- Given task -
Copy out the rows word for word, from the line containing "left-axis-tick-label: 10%: [73, 299, 110, 319]" up to and including the line containing "left-axis-tick-label: 16%: [73, 162, 110, 183]".

(Items from a dataset)
● ● ●
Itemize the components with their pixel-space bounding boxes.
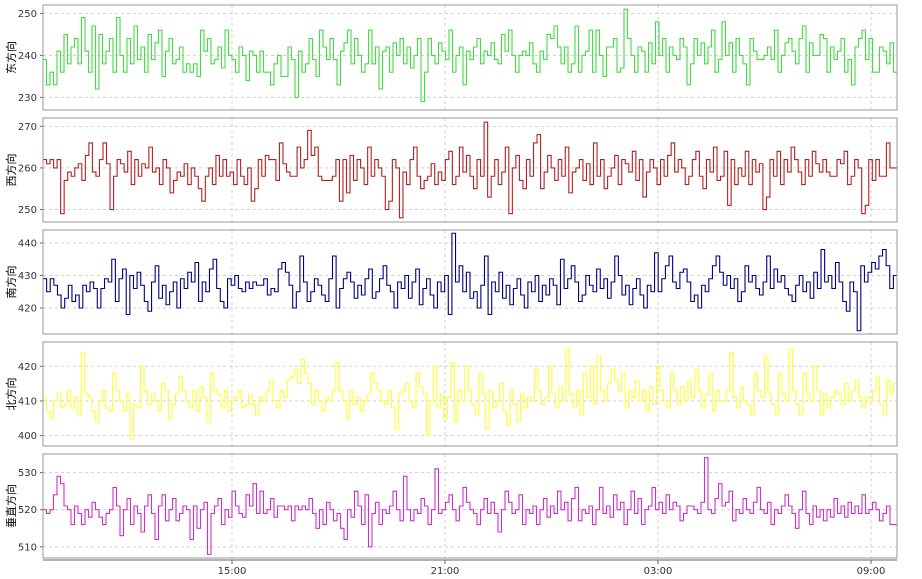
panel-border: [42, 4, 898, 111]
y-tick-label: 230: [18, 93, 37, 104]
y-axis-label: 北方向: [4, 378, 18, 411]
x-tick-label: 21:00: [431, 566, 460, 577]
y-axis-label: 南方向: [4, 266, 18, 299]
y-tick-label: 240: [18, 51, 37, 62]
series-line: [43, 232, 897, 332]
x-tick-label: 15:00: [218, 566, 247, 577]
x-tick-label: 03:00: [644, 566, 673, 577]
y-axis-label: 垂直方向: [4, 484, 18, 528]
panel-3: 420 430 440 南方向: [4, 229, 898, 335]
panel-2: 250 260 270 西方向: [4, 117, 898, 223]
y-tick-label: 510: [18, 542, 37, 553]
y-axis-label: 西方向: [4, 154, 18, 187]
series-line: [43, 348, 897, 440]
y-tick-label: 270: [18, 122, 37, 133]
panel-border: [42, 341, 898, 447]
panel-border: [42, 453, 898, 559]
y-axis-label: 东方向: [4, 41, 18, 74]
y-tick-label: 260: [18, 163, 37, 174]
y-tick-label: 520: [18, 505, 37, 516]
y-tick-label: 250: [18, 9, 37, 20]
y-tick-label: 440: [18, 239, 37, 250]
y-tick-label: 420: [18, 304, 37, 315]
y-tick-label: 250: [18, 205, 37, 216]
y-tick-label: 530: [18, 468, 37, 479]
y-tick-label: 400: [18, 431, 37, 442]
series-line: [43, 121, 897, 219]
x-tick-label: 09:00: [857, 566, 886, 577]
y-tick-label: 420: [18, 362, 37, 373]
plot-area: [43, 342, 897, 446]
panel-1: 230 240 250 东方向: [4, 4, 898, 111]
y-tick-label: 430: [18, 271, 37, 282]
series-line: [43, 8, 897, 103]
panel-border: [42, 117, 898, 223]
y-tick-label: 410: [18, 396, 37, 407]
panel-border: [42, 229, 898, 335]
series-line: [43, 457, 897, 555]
● ● ●
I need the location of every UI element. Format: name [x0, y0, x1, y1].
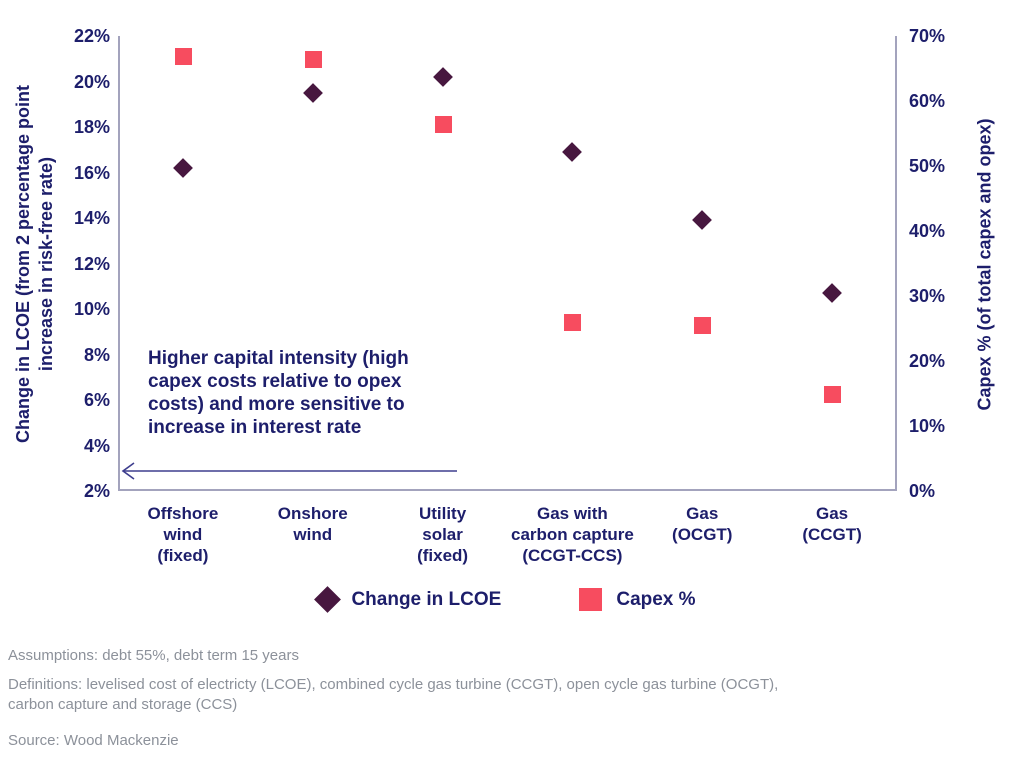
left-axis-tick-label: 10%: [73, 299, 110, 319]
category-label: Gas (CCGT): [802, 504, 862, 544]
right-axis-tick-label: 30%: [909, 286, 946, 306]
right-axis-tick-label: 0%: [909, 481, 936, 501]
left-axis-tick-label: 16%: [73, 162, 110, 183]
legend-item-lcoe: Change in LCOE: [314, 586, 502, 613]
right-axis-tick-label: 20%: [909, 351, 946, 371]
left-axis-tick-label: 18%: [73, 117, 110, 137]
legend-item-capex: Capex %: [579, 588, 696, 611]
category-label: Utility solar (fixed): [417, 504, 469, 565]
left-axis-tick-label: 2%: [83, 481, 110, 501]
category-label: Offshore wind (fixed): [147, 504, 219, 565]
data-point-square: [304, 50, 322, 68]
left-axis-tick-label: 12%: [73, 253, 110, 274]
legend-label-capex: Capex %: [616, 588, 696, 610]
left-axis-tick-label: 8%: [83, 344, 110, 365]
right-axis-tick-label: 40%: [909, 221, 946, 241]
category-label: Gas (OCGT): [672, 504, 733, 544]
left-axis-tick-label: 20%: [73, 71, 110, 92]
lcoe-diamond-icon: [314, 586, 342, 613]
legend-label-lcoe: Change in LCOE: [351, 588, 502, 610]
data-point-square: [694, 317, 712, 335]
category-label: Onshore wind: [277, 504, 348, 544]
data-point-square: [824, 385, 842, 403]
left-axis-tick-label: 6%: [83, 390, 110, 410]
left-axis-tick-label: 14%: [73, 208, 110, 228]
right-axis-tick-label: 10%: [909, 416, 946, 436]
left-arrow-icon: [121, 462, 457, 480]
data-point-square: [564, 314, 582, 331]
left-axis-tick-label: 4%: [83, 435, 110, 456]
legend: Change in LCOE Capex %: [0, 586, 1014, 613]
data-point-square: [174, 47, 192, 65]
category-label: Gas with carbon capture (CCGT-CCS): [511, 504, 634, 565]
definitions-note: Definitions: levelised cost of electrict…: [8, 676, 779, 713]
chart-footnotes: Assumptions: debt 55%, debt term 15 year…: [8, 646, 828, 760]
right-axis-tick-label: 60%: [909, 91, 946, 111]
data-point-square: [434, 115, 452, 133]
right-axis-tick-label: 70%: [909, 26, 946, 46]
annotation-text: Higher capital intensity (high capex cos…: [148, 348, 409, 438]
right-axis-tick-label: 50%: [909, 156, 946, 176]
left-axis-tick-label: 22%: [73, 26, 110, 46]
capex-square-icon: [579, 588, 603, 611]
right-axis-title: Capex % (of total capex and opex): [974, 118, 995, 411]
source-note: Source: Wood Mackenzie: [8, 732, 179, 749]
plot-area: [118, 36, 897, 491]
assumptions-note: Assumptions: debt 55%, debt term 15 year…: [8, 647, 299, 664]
● ● ●
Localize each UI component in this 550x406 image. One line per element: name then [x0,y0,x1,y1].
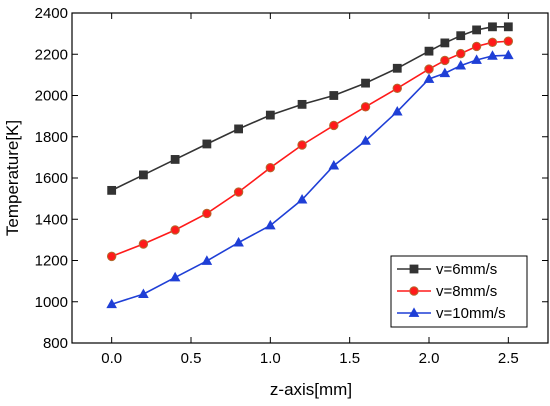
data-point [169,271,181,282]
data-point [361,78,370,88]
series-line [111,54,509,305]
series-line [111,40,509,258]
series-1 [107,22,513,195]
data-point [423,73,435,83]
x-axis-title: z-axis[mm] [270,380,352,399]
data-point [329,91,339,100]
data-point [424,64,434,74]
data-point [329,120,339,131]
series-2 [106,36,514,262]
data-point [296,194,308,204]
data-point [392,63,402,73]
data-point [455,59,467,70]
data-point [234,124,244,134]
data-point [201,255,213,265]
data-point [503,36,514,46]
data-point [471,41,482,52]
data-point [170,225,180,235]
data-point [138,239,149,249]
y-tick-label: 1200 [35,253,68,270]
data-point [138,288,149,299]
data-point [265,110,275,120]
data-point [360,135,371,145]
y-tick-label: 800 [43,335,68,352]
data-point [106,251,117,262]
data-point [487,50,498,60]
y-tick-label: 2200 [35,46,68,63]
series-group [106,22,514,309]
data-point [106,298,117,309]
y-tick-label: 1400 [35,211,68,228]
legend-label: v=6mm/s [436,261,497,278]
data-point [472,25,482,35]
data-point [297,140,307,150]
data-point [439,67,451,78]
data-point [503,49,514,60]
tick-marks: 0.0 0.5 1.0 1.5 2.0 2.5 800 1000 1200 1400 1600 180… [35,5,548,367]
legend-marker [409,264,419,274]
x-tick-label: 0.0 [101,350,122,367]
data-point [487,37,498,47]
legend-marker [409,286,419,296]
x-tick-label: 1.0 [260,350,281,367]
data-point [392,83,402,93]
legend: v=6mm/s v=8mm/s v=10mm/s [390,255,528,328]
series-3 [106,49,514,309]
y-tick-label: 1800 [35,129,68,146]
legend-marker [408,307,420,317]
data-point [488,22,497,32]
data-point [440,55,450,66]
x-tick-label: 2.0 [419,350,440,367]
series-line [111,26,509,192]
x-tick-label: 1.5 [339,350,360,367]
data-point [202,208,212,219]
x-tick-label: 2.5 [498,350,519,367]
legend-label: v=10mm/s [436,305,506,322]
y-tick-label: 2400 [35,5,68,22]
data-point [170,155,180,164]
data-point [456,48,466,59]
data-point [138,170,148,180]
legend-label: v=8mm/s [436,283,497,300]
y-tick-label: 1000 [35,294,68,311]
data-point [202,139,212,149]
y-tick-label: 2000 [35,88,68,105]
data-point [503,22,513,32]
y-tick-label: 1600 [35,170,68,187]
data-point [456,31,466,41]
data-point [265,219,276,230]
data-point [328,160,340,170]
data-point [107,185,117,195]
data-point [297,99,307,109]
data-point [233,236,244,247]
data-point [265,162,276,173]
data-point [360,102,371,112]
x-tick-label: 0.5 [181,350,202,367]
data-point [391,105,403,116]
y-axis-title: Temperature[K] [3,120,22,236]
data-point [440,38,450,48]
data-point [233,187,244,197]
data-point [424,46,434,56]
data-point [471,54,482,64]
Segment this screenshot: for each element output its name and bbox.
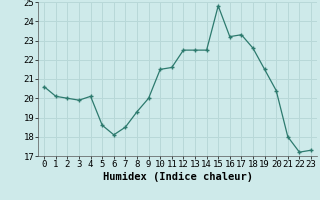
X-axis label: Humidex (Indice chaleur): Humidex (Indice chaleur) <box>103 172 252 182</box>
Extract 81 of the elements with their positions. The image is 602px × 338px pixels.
● ● ●
- Written answer -
left-axis-tick-label: 10%: [73, 299, 110, 319]
category-label: Gas (CCGT): [802, 504, 862, 544]
right-axis-tick-label: 30%: [909, 286, 946, 306]
right-axis-tick-label: 0%: [909, 481, 936, 501]
left-axis-tick-label: 16%: [73, 162, 110, 183]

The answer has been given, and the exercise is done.